# [Exercise goal]
Search the records for "Studierende" and copy each line that holds it.

Data entries
▼▼▼
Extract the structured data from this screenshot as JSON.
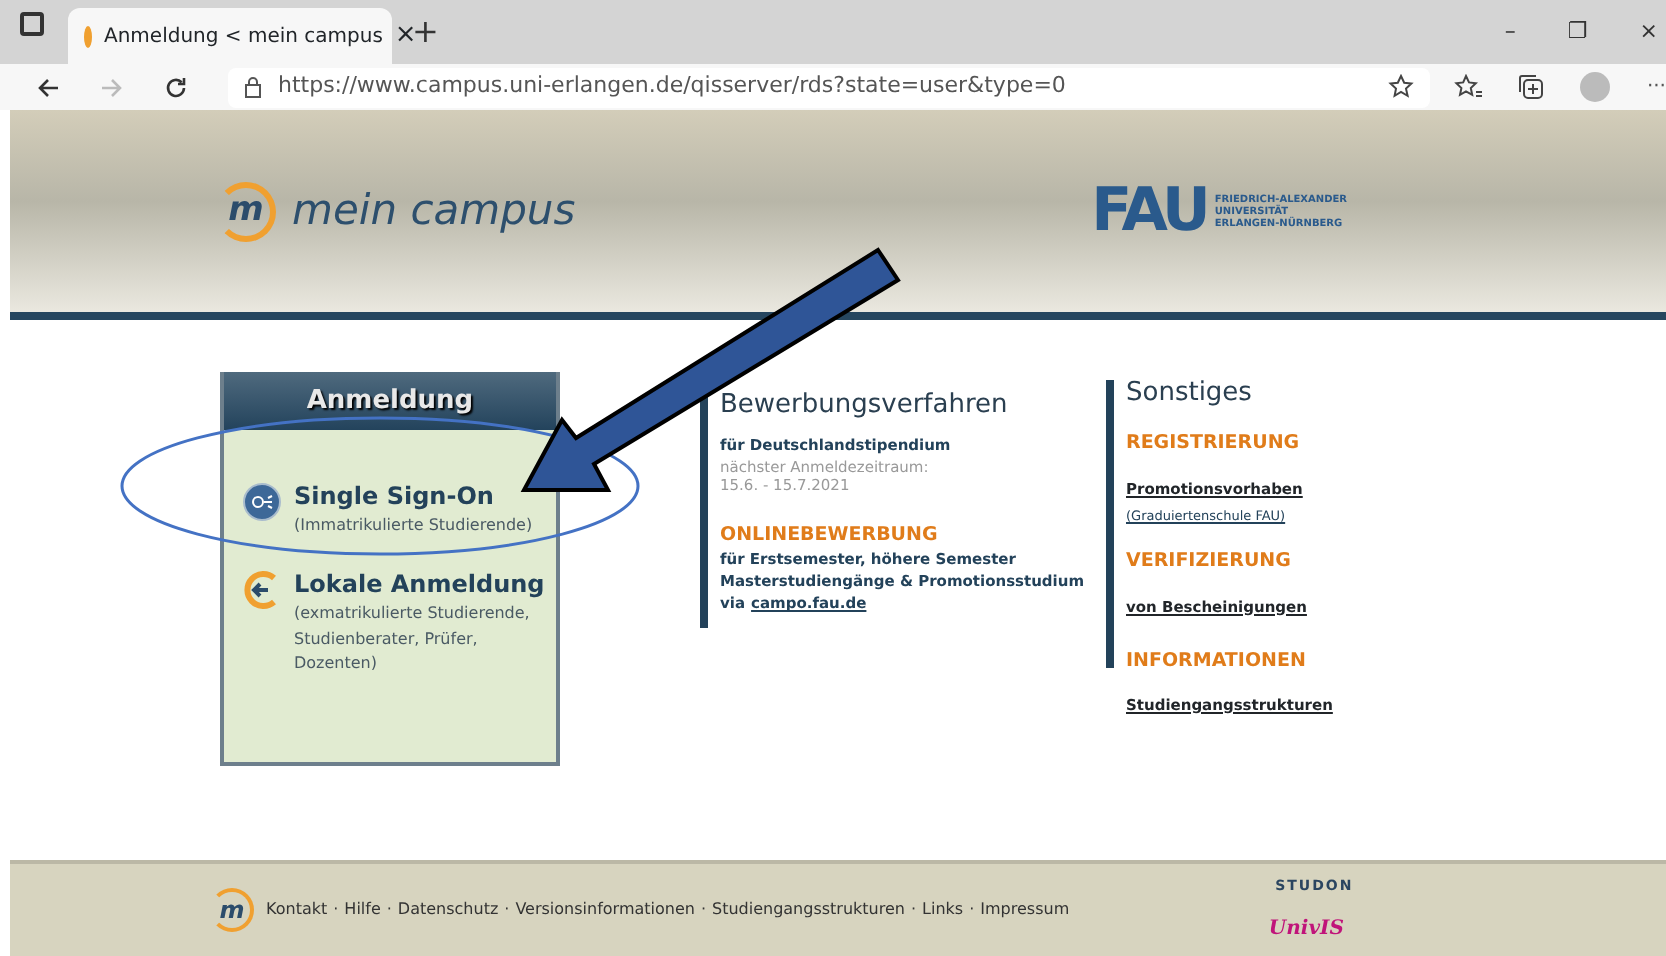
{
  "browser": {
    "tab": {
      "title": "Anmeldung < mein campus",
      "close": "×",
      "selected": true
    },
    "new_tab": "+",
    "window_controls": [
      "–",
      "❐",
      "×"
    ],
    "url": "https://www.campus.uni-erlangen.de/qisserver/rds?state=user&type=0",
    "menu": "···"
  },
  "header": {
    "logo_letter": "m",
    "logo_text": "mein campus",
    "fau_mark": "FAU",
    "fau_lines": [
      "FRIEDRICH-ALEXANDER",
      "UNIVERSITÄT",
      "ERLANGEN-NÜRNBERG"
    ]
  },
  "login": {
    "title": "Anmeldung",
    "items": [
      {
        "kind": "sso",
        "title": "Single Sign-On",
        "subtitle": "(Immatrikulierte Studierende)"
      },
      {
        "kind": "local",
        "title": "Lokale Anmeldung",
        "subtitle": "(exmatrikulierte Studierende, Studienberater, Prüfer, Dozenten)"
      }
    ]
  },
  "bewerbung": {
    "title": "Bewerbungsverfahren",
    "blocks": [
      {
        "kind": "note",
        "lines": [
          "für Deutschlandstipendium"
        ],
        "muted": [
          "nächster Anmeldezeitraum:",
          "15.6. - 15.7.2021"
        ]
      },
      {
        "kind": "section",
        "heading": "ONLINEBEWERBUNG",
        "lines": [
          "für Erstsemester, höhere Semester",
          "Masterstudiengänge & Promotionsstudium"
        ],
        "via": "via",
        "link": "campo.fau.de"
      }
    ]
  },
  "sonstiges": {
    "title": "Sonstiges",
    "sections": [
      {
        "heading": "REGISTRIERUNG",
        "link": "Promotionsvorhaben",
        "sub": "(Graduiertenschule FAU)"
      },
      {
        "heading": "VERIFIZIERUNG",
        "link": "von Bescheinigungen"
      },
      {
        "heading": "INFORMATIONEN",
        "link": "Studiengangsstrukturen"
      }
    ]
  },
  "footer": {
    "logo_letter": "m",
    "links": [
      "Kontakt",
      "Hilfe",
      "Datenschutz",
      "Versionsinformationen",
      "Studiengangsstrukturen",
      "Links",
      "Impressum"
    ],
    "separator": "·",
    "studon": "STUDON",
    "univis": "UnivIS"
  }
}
▲▲▲
# [Written reply]
        "subtitle": "(Immatrikulierte Studierende)"
        "subtitle": "(exmatrikulierte Studierende, Studienberater, Prüfer, Dozenten)"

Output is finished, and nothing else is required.